What you need to do
Look through the listing and locate every line containing the word "text"; copy those lines.

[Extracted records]

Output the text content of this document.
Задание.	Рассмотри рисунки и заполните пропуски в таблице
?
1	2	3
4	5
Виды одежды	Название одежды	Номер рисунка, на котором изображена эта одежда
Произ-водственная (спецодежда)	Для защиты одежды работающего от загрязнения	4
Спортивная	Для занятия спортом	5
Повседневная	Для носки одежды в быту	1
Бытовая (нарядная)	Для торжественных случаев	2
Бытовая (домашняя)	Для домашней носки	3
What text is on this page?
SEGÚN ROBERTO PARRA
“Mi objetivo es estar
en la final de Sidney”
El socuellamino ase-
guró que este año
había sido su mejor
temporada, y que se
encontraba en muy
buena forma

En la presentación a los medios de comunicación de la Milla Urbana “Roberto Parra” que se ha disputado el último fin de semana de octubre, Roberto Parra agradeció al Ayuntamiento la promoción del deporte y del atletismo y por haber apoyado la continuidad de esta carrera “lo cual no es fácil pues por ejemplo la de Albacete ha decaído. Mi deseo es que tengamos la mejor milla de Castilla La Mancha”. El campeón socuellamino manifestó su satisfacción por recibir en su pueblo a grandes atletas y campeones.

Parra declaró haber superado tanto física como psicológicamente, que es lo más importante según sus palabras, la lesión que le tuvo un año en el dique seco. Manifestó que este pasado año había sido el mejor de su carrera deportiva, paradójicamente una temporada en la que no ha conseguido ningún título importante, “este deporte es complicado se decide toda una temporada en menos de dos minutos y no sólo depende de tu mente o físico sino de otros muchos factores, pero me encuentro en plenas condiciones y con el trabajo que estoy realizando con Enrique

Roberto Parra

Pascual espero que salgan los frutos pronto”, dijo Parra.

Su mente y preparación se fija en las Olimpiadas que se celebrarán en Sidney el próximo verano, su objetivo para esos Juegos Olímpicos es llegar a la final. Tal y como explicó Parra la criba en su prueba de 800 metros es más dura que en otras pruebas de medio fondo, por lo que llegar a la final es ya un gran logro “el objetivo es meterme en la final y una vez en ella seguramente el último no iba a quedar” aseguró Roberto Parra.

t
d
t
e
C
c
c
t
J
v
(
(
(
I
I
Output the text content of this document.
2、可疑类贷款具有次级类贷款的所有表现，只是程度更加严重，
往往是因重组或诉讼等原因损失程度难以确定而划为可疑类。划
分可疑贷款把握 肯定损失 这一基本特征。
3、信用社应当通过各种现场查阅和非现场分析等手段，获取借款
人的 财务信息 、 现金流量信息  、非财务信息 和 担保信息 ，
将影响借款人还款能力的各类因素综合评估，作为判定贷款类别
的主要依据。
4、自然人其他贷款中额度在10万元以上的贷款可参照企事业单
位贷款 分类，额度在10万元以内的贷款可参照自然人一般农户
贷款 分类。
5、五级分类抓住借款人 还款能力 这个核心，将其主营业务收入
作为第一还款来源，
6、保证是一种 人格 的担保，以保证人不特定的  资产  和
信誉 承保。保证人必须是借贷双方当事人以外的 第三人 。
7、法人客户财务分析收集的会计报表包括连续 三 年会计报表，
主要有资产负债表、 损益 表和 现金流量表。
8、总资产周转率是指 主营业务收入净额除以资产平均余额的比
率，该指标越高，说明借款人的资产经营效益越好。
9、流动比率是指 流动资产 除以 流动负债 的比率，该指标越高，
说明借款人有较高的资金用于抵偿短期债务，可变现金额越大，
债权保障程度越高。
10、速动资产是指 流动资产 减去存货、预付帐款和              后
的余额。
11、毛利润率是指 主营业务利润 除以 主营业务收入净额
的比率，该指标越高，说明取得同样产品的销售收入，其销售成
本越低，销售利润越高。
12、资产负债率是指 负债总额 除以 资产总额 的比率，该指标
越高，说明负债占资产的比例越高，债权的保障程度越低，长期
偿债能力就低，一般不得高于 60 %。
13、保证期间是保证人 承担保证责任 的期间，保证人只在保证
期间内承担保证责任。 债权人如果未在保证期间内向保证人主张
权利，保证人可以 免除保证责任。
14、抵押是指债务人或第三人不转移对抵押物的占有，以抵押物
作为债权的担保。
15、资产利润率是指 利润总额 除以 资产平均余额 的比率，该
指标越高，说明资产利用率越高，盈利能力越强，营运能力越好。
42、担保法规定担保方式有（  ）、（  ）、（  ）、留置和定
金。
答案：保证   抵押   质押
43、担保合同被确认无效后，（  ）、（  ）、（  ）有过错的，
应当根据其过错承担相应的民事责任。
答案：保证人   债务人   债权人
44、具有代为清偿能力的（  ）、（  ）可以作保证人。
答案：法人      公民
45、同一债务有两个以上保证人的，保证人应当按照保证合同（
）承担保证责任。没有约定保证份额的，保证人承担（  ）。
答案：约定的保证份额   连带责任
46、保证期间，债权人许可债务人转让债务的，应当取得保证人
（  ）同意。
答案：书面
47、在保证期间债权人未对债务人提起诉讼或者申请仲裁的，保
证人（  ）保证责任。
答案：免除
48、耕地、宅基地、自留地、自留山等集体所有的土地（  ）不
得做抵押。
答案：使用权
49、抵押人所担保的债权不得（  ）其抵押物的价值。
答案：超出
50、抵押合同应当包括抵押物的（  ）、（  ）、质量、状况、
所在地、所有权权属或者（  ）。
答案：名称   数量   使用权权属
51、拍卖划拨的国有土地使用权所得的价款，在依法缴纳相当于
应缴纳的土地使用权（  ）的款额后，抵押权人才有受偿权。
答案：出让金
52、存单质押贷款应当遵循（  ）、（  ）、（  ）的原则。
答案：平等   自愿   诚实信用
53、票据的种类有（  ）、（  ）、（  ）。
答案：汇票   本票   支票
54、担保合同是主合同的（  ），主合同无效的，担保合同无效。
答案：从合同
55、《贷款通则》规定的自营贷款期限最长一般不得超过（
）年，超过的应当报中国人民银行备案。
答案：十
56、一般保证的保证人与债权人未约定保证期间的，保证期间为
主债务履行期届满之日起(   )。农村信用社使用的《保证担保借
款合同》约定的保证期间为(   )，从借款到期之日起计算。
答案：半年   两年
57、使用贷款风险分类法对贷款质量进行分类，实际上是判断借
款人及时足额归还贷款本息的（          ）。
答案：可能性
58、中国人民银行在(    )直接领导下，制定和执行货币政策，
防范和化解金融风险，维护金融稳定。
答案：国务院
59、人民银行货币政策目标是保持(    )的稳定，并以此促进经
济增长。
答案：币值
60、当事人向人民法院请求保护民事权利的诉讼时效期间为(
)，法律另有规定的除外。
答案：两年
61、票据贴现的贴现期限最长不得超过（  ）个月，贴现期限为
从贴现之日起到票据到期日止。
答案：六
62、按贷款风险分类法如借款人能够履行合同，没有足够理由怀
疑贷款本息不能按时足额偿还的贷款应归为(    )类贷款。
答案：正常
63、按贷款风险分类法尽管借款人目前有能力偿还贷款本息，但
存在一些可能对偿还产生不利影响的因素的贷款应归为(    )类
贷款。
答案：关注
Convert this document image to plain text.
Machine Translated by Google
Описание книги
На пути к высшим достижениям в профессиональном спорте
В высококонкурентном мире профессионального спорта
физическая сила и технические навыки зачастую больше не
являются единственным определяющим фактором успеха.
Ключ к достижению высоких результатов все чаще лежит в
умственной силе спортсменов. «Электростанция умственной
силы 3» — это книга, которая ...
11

Correct answer
Output the text content of this document.
What text is on this page?
Output the text content of this document.
Convert this document image to plain text.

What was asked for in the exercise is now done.